● RECORDS

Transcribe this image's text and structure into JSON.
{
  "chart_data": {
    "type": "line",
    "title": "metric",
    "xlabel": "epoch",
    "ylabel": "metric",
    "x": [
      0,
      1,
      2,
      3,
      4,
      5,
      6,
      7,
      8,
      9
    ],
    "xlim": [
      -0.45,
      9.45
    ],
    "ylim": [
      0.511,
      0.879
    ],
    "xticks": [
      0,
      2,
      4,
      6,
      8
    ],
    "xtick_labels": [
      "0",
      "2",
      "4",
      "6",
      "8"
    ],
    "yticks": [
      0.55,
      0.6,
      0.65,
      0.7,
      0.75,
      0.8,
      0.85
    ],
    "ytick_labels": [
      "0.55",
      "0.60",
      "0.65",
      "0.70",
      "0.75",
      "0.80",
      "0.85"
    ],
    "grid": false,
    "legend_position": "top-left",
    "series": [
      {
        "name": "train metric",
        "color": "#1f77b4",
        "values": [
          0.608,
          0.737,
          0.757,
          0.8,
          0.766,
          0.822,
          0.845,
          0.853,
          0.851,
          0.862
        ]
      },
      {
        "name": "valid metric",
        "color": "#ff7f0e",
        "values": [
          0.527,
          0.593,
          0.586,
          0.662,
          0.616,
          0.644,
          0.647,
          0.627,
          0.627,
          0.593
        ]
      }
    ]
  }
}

● PROBLEM DESCRIPTION
Return all of the above records exactly, leaving no line out.

● COMPLETED EXERCISE
Transcribe this image's text and structure into JSON.
{
  "chart_data": {
    "type": "line",
    "title": "metric",
    "xlabel": "epoch",
    "ylabel": "metric",
    "x": [
      0,
      1,
      2,
      3,
      4,
      5,
      6,
      7,
      8,
      9
    ],
    "xlim": [
      -0.45,
      9.45
    ],
    "ylim": [
      0.511,
      0.879
    ],
    "xticks": [
      0,
      2,
      4,
      6,
      8
    ],
    "xtick_labels": [
      "0",
      "2",
      "4",
      "6",
      "8"
    ],
    "yticks": [
      0.55,
      0.6,
      0.65,
      0.7,
      0.75,
      0.8,
      0.85
    ],
    "ytick_labels": [
      "0.55",
      "0.60",
      "0.65",
      "0.70",
      "0.75",
      "0.80",
      "0.85"
    ],
    "grid": false,
    "legend_position": "top-left",
    "series": [
      {
        "name": "train metric",
        "color": "#1f77b4",
        "values": [
          0.608,
          0.737,
          0.757,
          0.8,
          0.766,
          0.822,
          0.845,
          0.853,
          0.851,
          0.862
        ]
      },
      {
        "name": "valid metric",
        "color": "#ff7f0e",
        "values": [
          0.527,
          0.593,
          0.586,
          0.662,
          0.616,
          0.644,
          0.647,
          0.627,
          0.627,
          0.593
        ]
      }
    ]
  }
}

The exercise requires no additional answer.